Exercise instructions: Repeat the listing that follows, character for character, minus the pictures.
* begin *
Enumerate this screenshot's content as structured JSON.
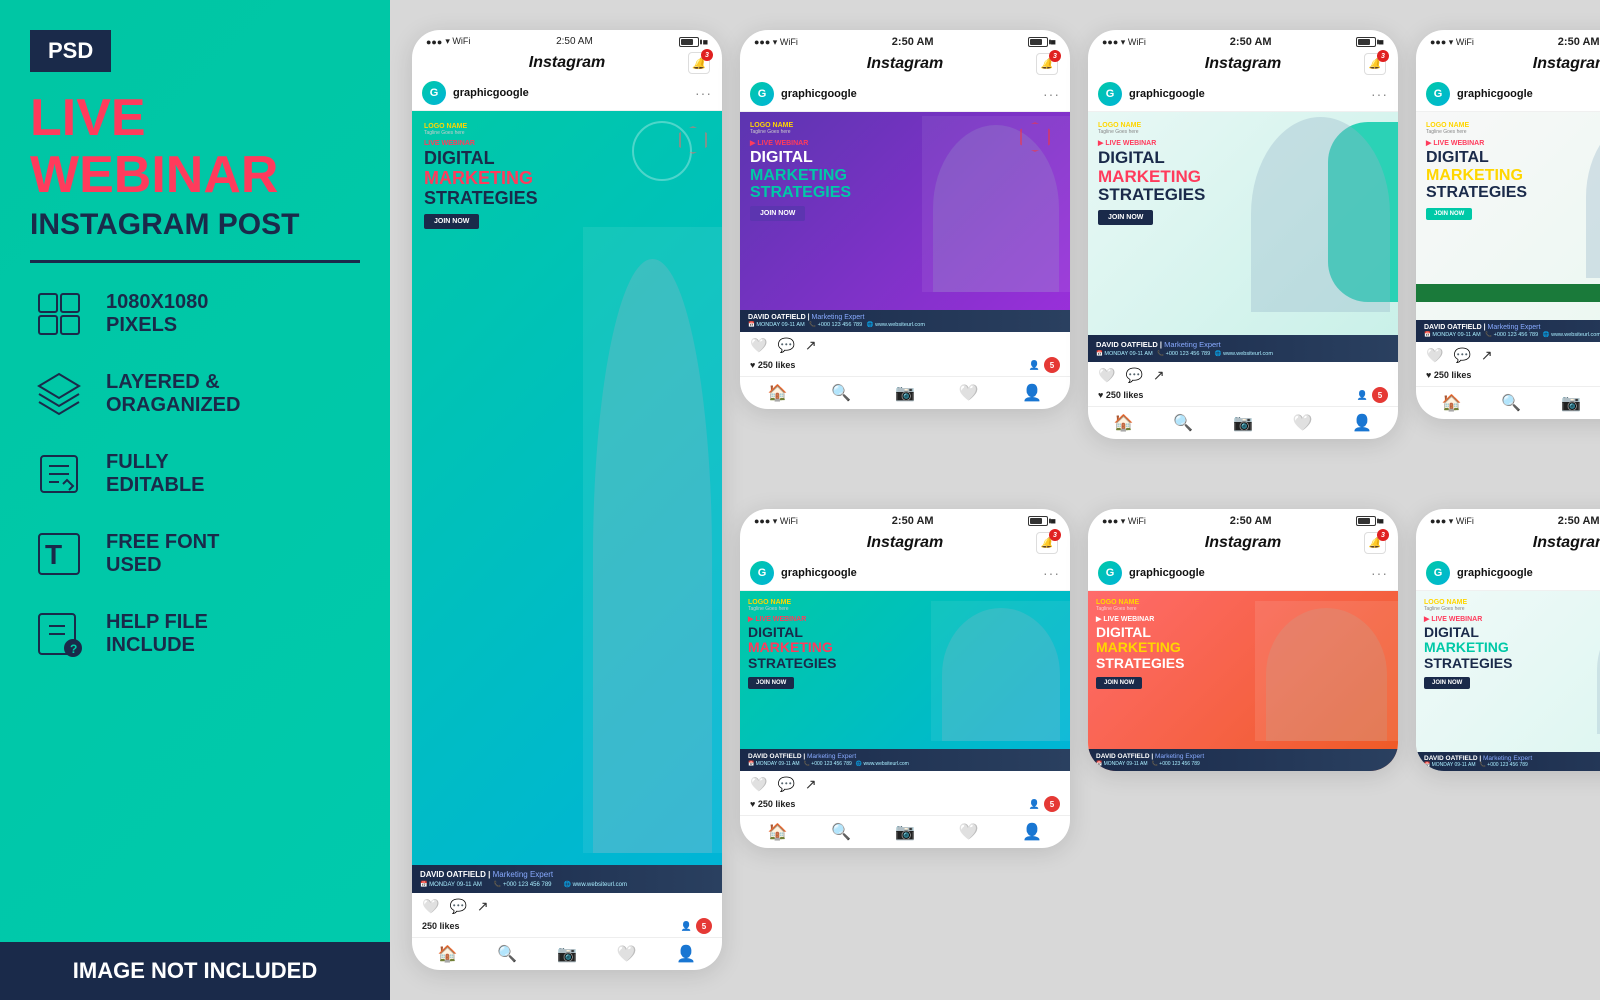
{
  "left": {
    "badge": "PSD",
    "title": "LIVE WEBINAR",
    "subtitle": "INSTAGRAM POST",
    "features": [
      {
        "id": "pixels",
        "text": "1080x1080\nPIXELS"
      },
      {
        "id": "layered",
        "text": "LAYERED &\nORAGANIZED"
      },
      {
        "id": "editable",
        "text": "FULLY\nEDITABLE"
      },
      {
        "id": "font",
        "text": "FREE FONT\nUSED"
      },
      {
        "id": "help",
        "text": "HELP FILE\nINCLUDE"
      }
    ],
    "image_not_included": "IMAGE NOT INCLUDED"
  },
  "instagram": {
    "app_name": "Instagram",
    "time": "2:50 AM",
    "username": "graphicgoogle",
    "notif_count": "3",
    "notif_count_5": "5",
    "likes": "250 likes",
    "post": {
      "logo_name": "LOGO NAME",
      "logo_sub": "Tagline Goes here",
      "live_label": "LIVE WEBINAR",
      "title_line1": "DIGITAL",
      "title_line2": "MARKETING",
      "title_line3": "STRATEGIES",
      "join_btn": "JOIN NOW",
      "speaker_name": "DAVID OATFIELD",
      "speaker_role": "Marketing Expert",
      "phone": "+000 123 456 789",
      "date": "MONDAY",
      "time_slot": "09-11 AM",
      "website": "www.websiteurl.com"
    }
  }
}
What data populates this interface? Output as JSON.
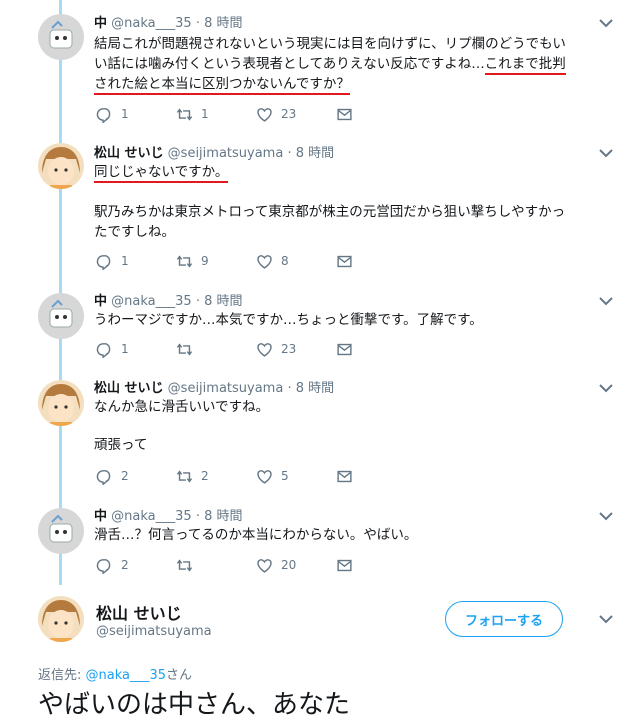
{
  "tweets": [
    {
      "name": "中",
      "handle": "@naka___35",
      "time": "· 8 時間",
      "avatar": "naka",
      "lines": [
        "結局これが問題視されないという現実には目を向けずに、リプ欄のどうでもい",
        "い話には噛み付くという表現者としてありえない反応ですよね…",
        "これまで批判",
        "された絵と本当に区別つかないんですか？"
      ],
      "counts": {
        "reply": "1",
        "retweet": "1",
        "like": "23"
      }
    },
    {
      "name": "松山 せいじ",
      "handle": "@seijimatsuyama",
      "time": "· 8 時間",
      "avatar": "matsuyama",
      "underlined": "同じじゃないですか。",
      "lines": [
        "駅乃みちかは東京メトロって東京都が株主の元営団だから狙い撃ちしやすかっ",
        "たですしね。"
      ],
      "counts": {
        "reply": "1",
        "retweet": "9",
        "like": "8"
      }
    },
    {
      "name": "中",
      "handle": "@naka___35",
      "time": "· 8 時間",
      "avatar": "naka",
      "lines": [
        "うわーマジですか…本気ですか…ちょっと衝撃です。了解です。"
      ],
      "counts": {
        "reply": "1",
        "retweet": "",
        "like": "23"
      }
    },
    {
      "name": "松山 せいじ",
      "handle": "@seijimatsuyama",
      "time": "· 8 時間",
      "avatar": "matsuyama",
      "lines": [
        "なんか急に滑舌いいですね。",
        "頑張って"
      ],
      "counts": {
        "reply": "2",
        "retweet": "2",
        "like": "5"
      }
    },
    {
      "name": "中",
      "handle": "@naka___35",
      "time": "· 8 時間",
      "avatar": "naka",
      "lines": [
        "滑舌…？何言ってるのか本当にわからない。やばい。"
      ],
      "counts": {
        "reply": "2",
        "retweet": "",
        "like": "20"
      }
    }
  ],
  "main_tweet": {
    "name": "松山 せいじ",
    "handle": "@seijimatsuyama",
    "follow_label": "フォローする",
    "reply_to_prefix": "返信先: ",
    "reply_to_handle": "@naka___35",
    "reply_to_suffix": "さん",
    "text": "やばいのは中さん、あなた"
  },
  "colors": {
    "accent": "#1da1f2",
    "thread_line": "#a6daf9",
    "underline": "#e0191b",
    "muted": "#657786"
  }
}
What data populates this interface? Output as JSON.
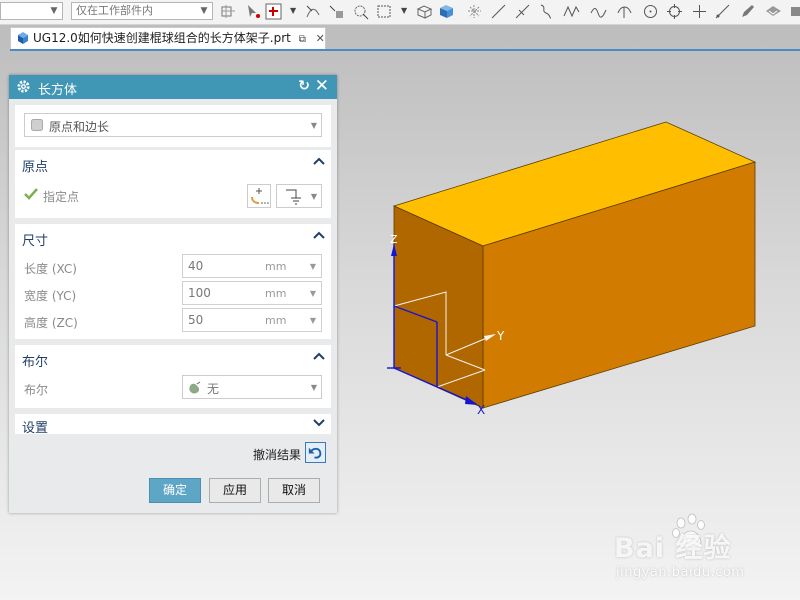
{
  "toolbar": {
    "filter_value": "",
    "scope_value": "仅在工作部件内"
  },
  "file_tab": {
    "title": "UG12.0如何快速创建棍球组合的长方体架子.prt",
    "close": "✕"
  },
  "dialog": {
    "title": "长方体",
    "type_value": "原点和边长",
    "origin": {
      "header": "原点",
      "specify_point": "指定点"
    },
    "dimensions": {
      "header": "尺寸",
      "fields": [
        {
          "label": "长度 (XC)",
          "value": "40",
          "unit": "mm"
        },
        {
          "label": "宽度 (YC)",
          "value": "100",
          "unit": "mm"
        },
        {
          "label": "高度 (ZC)",
          "value": "50",
          "unit": "mm"
        }
      ]
    },
    "boolean": {
      "header": "布尔",
      "label": "布尔",
      "value": "无"
    },
    "settings": {
      "header": "设置"
    },
    "undo_result": "撤消结果",
    "buttons": {
      "ok": "确定",
      "apply": "应用",
      "cancel": "取消"
    }
  },
  "model": {
    "axis_x": "X",
    "axis_y": "Y",
    "axis_z": "Z",
    "colors": {
      "top": "#ffbf00",
      "front": "#d17c00",
      "left": "#b06700",
      "triad": "#1515d0"
    }
  },
  "watermark": {
    "main": "Bai 经验",
    "sub": "jingyan.baidu.com"
  },
  "colors": {
    "dialog_header": "#3f96b5",
    "accent_tab": "#4a8bc4",
    "primary_button": "#5ea6c6"
  }
}
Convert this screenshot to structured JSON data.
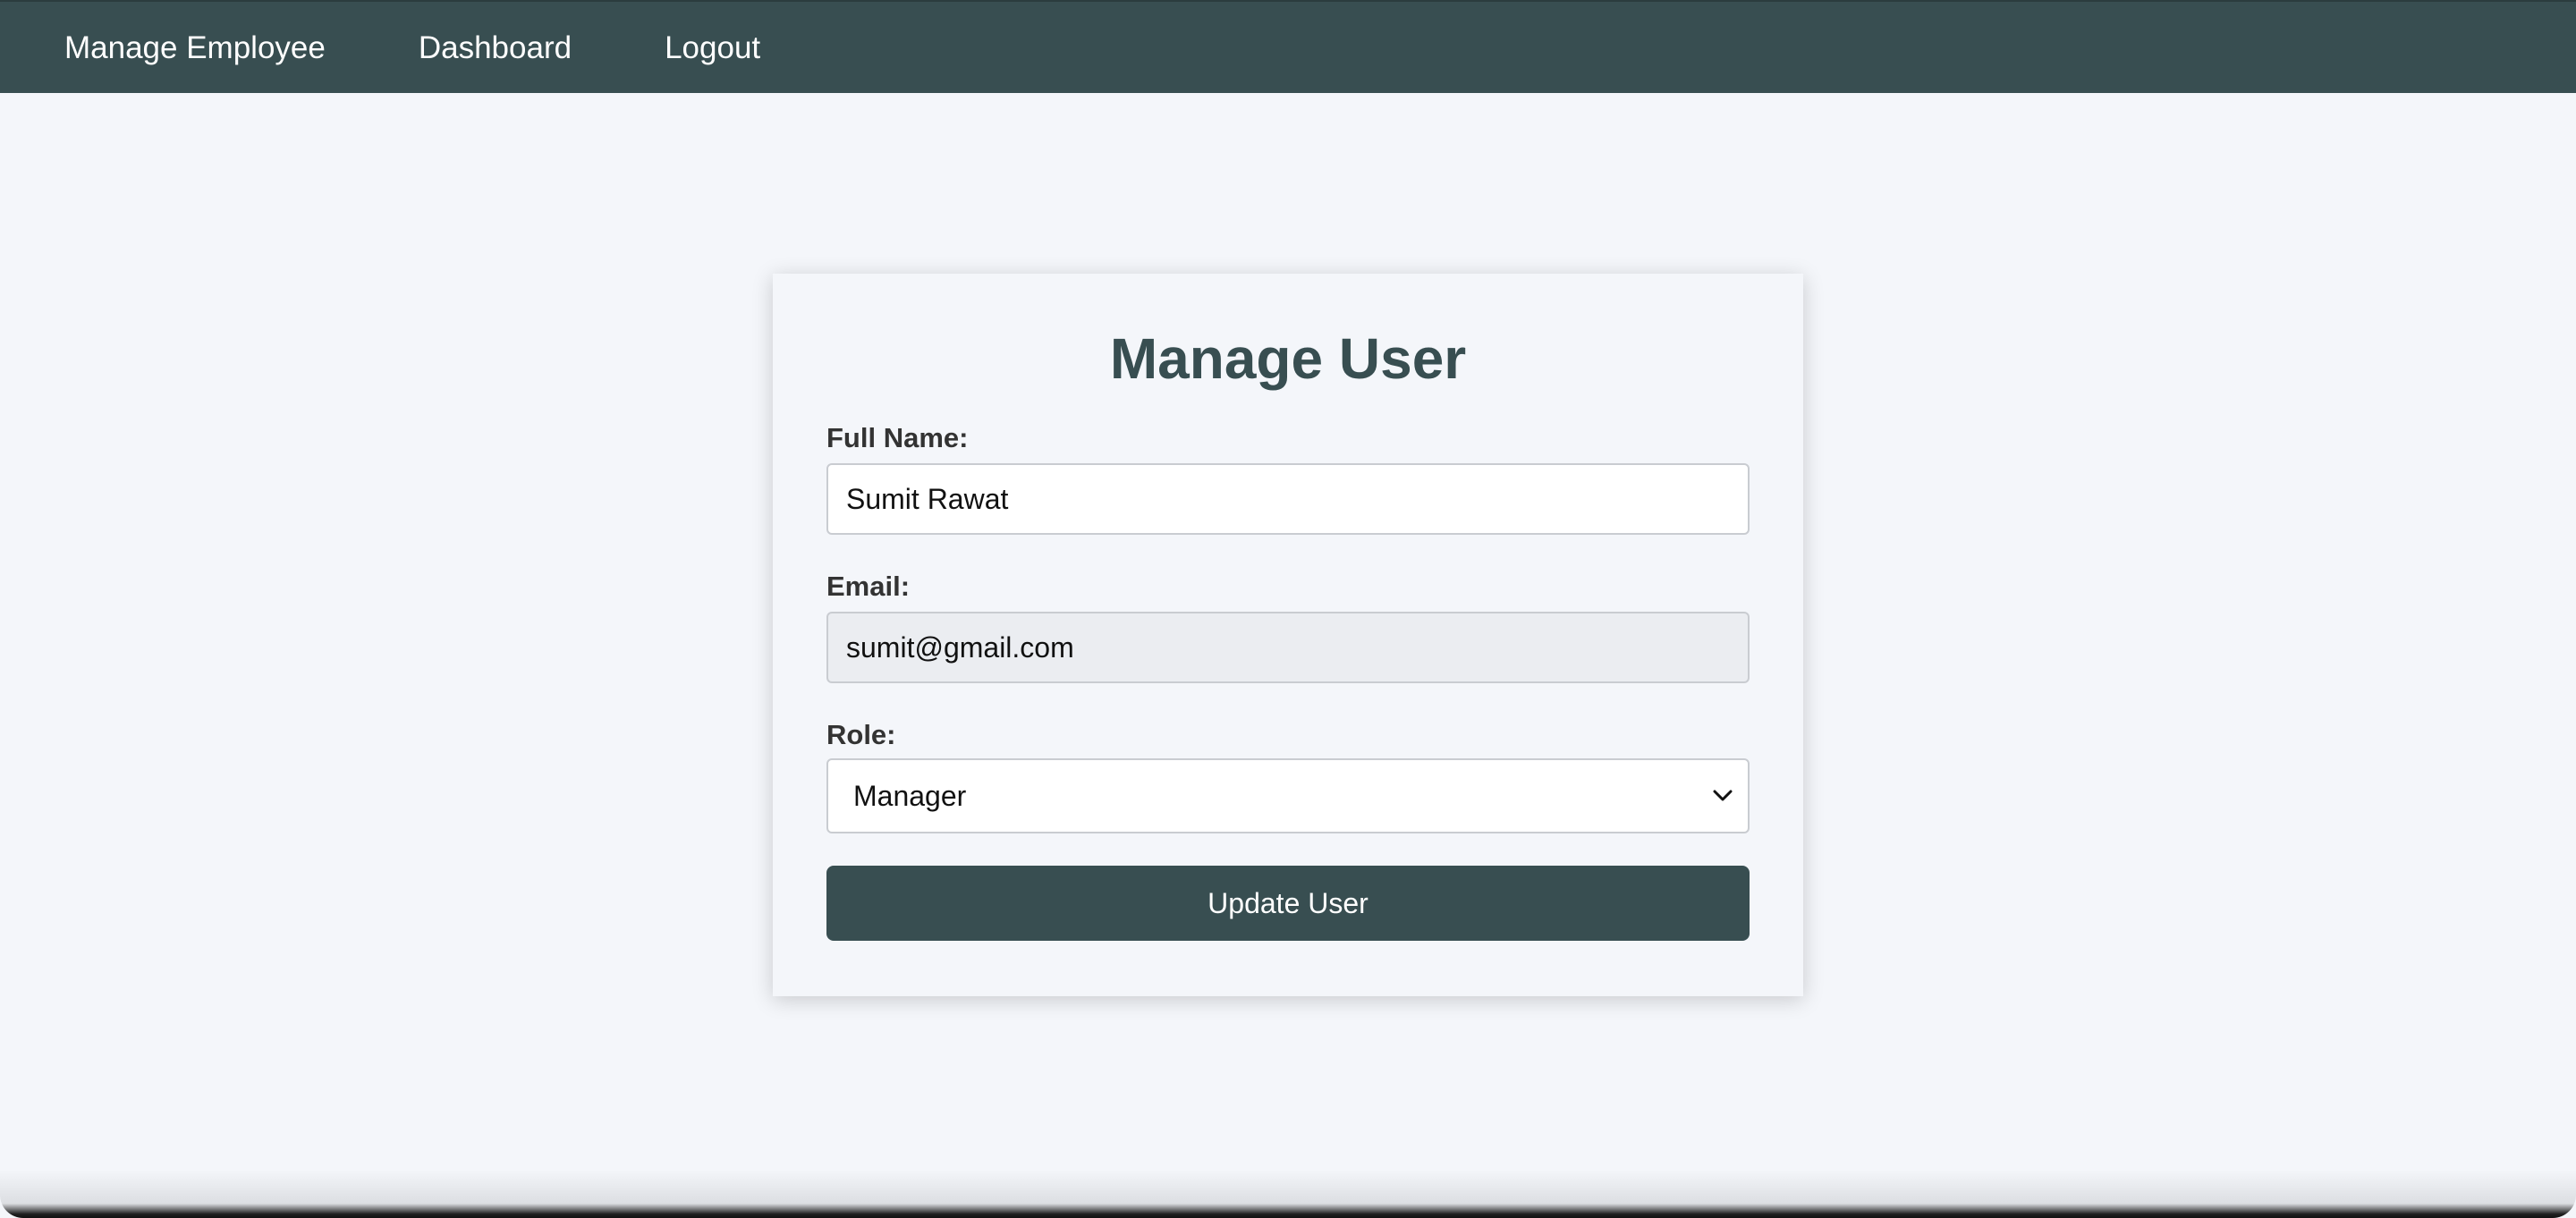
{
  "nav": {
    "items": [
      {
        "label": "Manage Employee"
      },
      {
        "label": "Dashboard"
      },
      {
        "label": "Logout"
      }
    ]
  },
  "form": {
    "title": "Manage User",
    "full_name": {
      "label": "Full Name:",
      "value": "Sumit Rawat"
    },
    "email": {
      "label": "Email:",
      "value": "sumit@gmail.com"
    },
    "role": {
      "label": "Role:",
      "value": "Manager"
    },
    "submit_label": "Update User"
  },
  "colors": {
    "navbar": "#384e51",
    "button": "#384e51",
    "title": "#384e51",
    "page_background": "#f4f6fa"
  },
  "icons": {
    "role_dropdown": "chevron-down-icon"
  }
}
* end *
Exercise answer:
Enumerate this screenshot's content as structured JSON.
{
  "left": {
    "badge": "PSD",
    "title": "LIVE WEBINAR",
    "subtitle": "INSTAGRAM POST",
    "features": [
      {
        "id": "pixels",
        "text": "1080x1080\nPIXELS"
      },
      {
        "id": "layered",
        "text": "LAYERED &\nORAGANIZED"
      },
      {
        "id": "editable",
        "text": "FULLY\nEDITABLE"
      },
      {
        "id": "font",
        "text": "FREE FONT\nUSED"
      },
      {
        "id": "help",
        "text": "HELP FILE\nINCLUDE"
      }
    ],
    "image_not_included": "IMAGE NOT INCLUDED"
  },
  "instagram": {
    "app_name": "Instagram",
    "time": "2:50 AM",
    "username": "graphicgoogle",
    "notif_count": "3",
    "notif_count_5": "5",
    "likes": "250 likes",
    "post": {
      "logo_name": "LOGO NAME",
      "logo_sub": "Tagline Goes here",
      "live_label": "LIVE WEBINAR",
      "title_line1": "DIGITAL",
      "title_line2": "MARKETING",
      "title_line3": "STRATEGIES",
      "join_btn": "JOIN NOW",
      "speaker_name": "DAVID OATFIELD",
      "speaker_role": "Marketing Expert",
      "phone": "+000 123 456 789",
      "date": "MONDAY",
      "time_slot": "09-11 AM",
      "website": "www.websiteurl.com"
    }
  }
}
What data populates this interface? Output as JSON.
{
  "tweets": [
    {
      "name": "中",
      "handle": "@naka___35",
      "time": "· 8 時間",
      "avatar": "naka",
      "lines": [
        "結局これが問題視されないという現実には目を向けずに、リプ欄のどうでもい",
        "い話には噛み付くという表現者としてありえない反応ですよね…",
        "これまで批判",
        "された絵と本当に区別つかないんですか？"
      ],
      "counts": {
        "reply": "1",
        "retweet": "1",
        "like": "23"
      }
    },
    {
      "name": "松山 せいじ",
      "handle": "@seijimatsuyama",
      "time": "· 8 時間",
      "avatar": "matsuyama",
      "underlined": "同じじゃないですか。",
      "lines": [
        "駅乃みちかは東京メトロって東京都が株主の元営団だから狙い撃ちしやすかっ",
        "たですしね。"
      ],
      "counts": {
        "reply": "1",
        "retweet": "9",
        "like": "8"
      }
    },
    {
      "name": "中",
      "handle": "@naka___35",
      "time": "· 8 時間",
      "avatar": "naka",
      "lines": [
        "うわーマジですか…本気ですか…ちょっと衝撃です。了解です。"
      ],
      "counts": {
        "reply": "1",
        "retweet": "",
        "like": "23"
      }
    },
    {
      "name": "松山 せいじ",
      "handle": "@seijimatsuyama",
      "time": "· 8 時間",
      "avatar": "matsuyama",
      "lines": [
        "なんか急に滑舌いいですね。",
        "頑張って"
      ],
      "counts": {
        "reply": "2",
        "retweet": "2",
        "like": "5"
      }
    },
    {
      "name": "中",
      "handle": "@naka___35",
      "time": "· 8 時間",
      "avatar": "naka",
      "lines": [
        "滑舌…？何言ってるのか本当にわからない。やばい。"
      ],
      "counts": {
        "reply": "2",
        "retweet": "",
        "like": "20"
      }
    }
  ],
  "main_tweet": {
    "name": "松山 せいじ",
    "handle": "@seijimatsuyama",
    "follow_label": "フォローする",
    "reply_to_prefix": "返信先: ",
    "reply_to_handle": "@naka___35",
    "reply_to_suffix": "さん",
    "text": "やばいのは中さん、あなた"
  },
  "colors": {
    "accent": "#1da1f2",
    "thread_line": "#a6daf9",
    "underline": "#e0191b",
    "muted": "#657786"
  }
}
What data populates this interface? Output as JSON.
{
  "toolbar": {
    "filter_value": "",
    "scope_value": "仅在工作部件内"
  },
  "file_tab": {
    "title": "UG12.0如何快速创建棍球组合的长方体架子.prt",
    "close": "✕"
  },
  "dialog": {
    "title": "长方体",
    "type_value": "原点和边长",
    "origin": {
      "header": "原点",
      "specify_point": "指定点"
    },
    "dimensions": {
      "header": "尺寸",
      "fields": [
        {
          "label": "长度 (XC)",
          "value": "40",
          "unit": "mm"
        },
        {
          "label": "宽度 (YC)",
          "value": "100",
          "unit": "mm"
        },
        {
          "label": "高度 (ZC)",
          "value": "50",
          "unit": "mm"
        }
      ]
    },
    "boolean": {
      "header": "布尔",
      "label": "布尔",
      "value": "无"
    },
    "settings": {
      "header": "设置"
    },
    "undo_result": "撤消结果",
    "buttons": {
      "ok": "确定",
      "apply": "应用",
      "cancel": "取消"
    }
  },
  "model": {
    "axis_x": "X",
    "axis_y": "Y",
    "axis_z": "Z",
    "colors": {
      "top": "#ffbf00",
      "front": "#d17c00",
      "left": "#b06700",
      "triad": "#1515d0"
    }
  },
  "watermark": {
    "main": "Bai 经验",
    "sub": "jingyan.baidu.com"
  },
  "colors": {
    "dialog_header": "#3f96b5",
    "accent_tab": "#4a8bc4",
    "primary_button": "#5ea6c6"
  }
}
Convert this screenshot to structured JSON data.
{
  "nav": {
    "items": [
      {
        "label": "Manage Employee"
      },
      {
        "label": "Dashboard"
      },
      {
        "label": "Logout"
      }
    ]
  },
  "form": {
    "title": "Manage User",
    "full_name": {
      "label": "Full Name:",
      "value": "Sumit Rawat"
    },
    "email": {
      "label": "Email:",
      "value": "sumit@gmail.com"
    },
    "role": {
      "label": "Role:",
      "value": "Manager"
    },
    "submit_label": "Update User"
  },
  "colors": {
    "navbar": "#384e51",
    "button": "#384e51",
    "title": "#384e51",
    "page_background": "#f4f6fa"
  },
  "icons": {
    "role_dropdown": "chevron-down-icon"
  }
}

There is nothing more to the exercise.